== Dataset
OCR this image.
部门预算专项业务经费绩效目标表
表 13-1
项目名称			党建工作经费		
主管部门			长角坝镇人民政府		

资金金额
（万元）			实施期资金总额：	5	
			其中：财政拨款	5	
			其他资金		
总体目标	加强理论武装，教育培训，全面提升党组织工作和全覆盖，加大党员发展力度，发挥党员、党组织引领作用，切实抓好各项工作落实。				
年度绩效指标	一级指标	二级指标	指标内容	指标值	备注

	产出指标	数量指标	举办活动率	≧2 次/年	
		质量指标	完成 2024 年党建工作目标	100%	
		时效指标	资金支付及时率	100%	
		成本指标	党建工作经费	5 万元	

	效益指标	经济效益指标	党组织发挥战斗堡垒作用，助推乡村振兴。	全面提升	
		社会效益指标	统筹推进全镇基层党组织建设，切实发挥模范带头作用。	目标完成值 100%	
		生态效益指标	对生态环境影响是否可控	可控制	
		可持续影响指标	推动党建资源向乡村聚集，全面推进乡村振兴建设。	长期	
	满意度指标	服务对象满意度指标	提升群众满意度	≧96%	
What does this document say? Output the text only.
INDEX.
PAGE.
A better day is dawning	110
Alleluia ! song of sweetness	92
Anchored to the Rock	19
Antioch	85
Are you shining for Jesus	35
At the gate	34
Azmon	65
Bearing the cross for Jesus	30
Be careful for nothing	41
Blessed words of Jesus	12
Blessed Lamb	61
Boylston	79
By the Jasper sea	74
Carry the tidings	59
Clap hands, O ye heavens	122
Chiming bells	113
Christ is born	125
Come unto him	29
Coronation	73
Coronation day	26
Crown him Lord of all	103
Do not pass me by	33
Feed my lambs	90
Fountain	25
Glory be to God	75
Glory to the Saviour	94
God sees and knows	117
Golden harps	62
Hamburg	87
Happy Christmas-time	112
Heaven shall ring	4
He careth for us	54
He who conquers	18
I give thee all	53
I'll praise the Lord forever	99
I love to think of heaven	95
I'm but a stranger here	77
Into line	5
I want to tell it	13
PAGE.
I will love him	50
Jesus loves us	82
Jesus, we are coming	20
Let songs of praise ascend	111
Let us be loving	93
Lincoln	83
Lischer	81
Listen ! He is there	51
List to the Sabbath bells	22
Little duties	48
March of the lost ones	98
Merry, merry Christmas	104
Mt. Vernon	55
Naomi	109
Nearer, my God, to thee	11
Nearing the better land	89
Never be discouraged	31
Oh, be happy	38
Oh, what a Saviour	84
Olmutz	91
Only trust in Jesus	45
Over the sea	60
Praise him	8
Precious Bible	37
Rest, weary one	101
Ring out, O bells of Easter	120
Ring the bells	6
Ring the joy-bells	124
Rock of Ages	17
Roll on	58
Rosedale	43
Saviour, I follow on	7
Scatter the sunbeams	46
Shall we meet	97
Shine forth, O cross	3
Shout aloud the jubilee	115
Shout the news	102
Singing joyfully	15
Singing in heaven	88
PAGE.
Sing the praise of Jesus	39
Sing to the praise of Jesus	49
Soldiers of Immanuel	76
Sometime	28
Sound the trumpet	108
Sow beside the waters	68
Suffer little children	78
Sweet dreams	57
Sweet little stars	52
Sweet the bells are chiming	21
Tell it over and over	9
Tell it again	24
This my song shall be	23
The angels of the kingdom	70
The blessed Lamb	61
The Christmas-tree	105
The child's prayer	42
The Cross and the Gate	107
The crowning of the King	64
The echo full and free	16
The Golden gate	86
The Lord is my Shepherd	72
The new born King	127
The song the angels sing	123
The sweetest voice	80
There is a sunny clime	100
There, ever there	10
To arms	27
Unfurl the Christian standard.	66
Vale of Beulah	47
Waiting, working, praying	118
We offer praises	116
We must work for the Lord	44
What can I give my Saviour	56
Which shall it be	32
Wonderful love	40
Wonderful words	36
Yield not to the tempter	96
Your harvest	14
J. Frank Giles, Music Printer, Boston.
====
Problem description:
Say how many lines in the listing above include "Wonderful". Give nothing but the number.

Answer to this problem:
2